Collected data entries

□ □ □ □ □

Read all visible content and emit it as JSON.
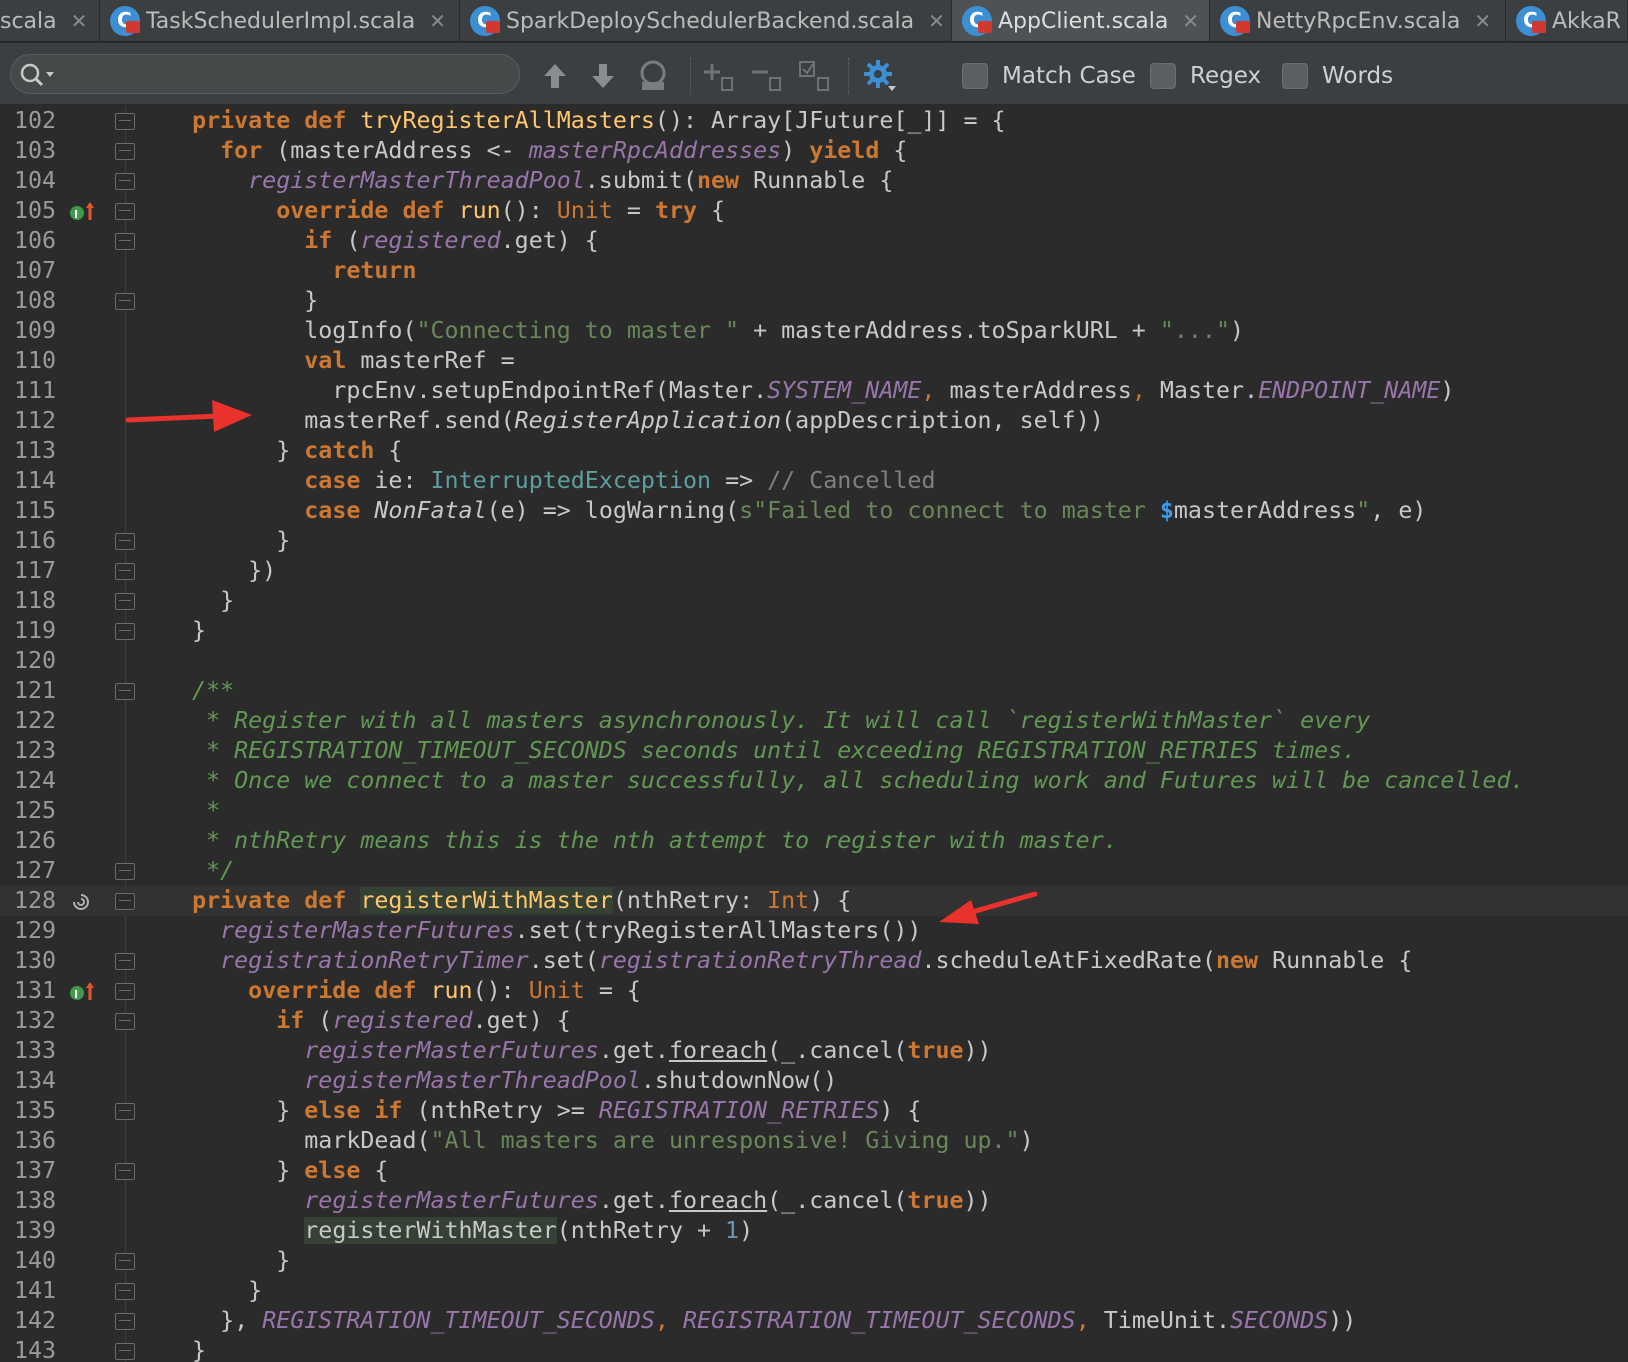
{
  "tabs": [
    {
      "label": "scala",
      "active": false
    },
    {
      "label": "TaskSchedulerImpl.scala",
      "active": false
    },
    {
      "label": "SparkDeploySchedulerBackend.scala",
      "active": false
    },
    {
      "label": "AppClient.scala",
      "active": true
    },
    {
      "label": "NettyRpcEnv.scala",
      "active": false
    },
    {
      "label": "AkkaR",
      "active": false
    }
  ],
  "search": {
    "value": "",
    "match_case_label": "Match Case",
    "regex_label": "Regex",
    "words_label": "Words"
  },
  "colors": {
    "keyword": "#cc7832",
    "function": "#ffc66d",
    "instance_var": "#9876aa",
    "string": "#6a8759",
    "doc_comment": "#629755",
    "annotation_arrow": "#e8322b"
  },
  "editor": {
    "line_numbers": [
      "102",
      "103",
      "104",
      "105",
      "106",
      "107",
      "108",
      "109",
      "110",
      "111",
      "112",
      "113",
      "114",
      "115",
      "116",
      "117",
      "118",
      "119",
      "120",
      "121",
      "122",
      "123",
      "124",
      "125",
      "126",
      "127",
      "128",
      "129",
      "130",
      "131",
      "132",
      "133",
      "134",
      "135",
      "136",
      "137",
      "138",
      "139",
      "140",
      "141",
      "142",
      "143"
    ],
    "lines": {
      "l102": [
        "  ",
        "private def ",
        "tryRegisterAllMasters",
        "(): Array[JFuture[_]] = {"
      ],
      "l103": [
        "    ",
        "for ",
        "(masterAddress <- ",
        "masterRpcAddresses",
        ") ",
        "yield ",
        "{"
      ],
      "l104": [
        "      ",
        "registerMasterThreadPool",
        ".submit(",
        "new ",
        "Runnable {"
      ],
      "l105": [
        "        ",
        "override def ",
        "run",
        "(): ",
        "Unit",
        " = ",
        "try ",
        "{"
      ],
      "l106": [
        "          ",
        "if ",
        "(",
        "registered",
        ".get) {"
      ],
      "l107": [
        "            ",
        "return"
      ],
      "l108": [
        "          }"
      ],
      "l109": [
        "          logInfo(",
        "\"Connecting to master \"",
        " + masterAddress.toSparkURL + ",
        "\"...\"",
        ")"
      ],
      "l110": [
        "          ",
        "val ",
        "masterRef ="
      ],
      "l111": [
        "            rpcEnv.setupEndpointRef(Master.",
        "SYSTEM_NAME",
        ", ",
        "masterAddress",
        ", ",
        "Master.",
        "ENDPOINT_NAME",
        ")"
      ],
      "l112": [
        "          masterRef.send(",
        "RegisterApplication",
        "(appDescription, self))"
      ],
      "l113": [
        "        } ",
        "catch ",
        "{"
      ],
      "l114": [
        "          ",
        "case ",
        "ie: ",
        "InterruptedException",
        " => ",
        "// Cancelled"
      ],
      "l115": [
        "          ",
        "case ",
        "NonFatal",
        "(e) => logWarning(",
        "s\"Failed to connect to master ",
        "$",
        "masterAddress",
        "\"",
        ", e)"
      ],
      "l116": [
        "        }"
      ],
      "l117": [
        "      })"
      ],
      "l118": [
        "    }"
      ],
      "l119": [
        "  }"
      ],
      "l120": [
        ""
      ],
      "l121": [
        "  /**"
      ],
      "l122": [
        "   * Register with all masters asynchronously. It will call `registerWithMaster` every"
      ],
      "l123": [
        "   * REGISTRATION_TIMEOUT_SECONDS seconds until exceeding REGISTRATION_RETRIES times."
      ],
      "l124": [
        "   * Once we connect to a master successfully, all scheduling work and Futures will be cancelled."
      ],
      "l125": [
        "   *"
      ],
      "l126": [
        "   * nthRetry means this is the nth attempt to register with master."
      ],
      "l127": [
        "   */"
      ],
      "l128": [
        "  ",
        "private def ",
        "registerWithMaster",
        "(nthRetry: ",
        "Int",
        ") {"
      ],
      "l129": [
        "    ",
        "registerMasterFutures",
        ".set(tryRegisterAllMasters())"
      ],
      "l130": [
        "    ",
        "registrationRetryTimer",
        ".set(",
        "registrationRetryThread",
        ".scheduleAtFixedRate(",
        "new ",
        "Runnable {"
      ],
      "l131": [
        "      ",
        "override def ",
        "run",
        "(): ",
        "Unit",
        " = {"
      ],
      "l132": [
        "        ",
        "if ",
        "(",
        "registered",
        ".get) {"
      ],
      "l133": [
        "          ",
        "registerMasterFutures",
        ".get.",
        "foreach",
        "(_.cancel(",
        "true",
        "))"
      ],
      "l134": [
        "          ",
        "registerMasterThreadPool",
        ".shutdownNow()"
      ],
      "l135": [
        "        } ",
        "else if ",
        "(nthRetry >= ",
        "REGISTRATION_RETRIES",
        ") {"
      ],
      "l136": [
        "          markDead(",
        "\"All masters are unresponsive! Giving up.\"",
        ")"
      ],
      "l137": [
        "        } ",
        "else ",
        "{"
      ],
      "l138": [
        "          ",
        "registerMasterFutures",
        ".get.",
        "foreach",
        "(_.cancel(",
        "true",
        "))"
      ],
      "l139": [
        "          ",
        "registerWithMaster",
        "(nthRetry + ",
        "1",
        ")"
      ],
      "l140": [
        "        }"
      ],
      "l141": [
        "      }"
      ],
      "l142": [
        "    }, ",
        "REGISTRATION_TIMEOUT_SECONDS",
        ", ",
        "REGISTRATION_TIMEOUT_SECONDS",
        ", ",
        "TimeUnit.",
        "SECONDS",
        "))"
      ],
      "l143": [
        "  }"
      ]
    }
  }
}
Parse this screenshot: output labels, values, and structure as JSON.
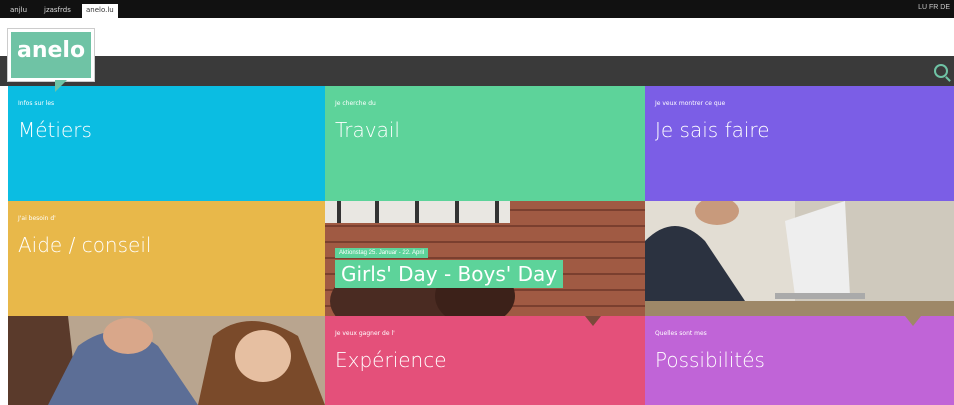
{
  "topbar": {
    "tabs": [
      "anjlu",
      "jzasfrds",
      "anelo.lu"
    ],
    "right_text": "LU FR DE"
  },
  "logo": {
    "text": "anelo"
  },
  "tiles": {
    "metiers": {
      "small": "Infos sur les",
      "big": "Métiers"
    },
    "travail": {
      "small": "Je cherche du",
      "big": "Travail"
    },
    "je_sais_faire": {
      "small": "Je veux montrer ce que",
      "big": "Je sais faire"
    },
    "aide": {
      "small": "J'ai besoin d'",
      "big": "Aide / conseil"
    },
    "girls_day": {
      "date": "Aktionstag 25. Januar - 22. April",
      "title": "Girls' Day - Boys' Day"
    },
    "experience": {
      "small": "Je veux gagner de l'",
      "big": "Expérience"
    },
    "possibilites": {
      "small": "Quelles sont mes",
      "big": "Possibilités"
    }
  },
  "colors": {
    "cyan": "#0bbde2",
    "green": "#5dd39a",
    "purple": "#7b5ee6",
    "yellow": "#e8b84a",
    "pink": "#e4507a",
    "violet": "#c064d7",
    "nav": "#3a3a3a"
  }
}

□ □ □ □ □

■ Task prompt: Print the lines from the one holding "Parse this screenshot: output" through the last line of the records, word for word, and omit the pictures.

■ Final result:
Parse this screenshot: output labels, values, and structure as JSON.
{
  "topbar": {
    "tabs": [
      "anjlu",
      "jzasfrds",
      "anelo.lu"
    ],
    "right_text": "LU FR DE"
  },
  "logo": {
    "text": "anelo"
  },
  "tiles": {
    "metiers": {
      "small": "Infos sur les",
      "big": "Métiers"
    },
    "travail": {
      "small": "Je cherche du",
      "big": "Travail"
    },
    "je_sais_faire": {
      "small": "Je veux montrer ce que",
      "big": "Je sais faire"
    },
    "aide": {
      "small": "J'ai besoin d'",
      "big": "Aide / conseil"
    },
    "girls_day": {
      "date": "Aktionstag 25. Januar - 22. April",
      "title": "Girls' Day - Boys' Day"
    },
    "experience": {
      "small": "Je veux gagner de l'",
      "big": "Expérience"
    },
    "possibilites": {
      "small": "Quelles sont mes",
      "big": "Possibilités"
    }
  },
  "colors": {
    "cyan": "#0bbde2",
    "green": "#5dd39a",
    "purple": "#7b5ee6",
    "yellow": "#e8b84a",
    "pink": "#e4507a",
    "violet": "#c064d7",
    "nav": "#3a3a3a"
  }
}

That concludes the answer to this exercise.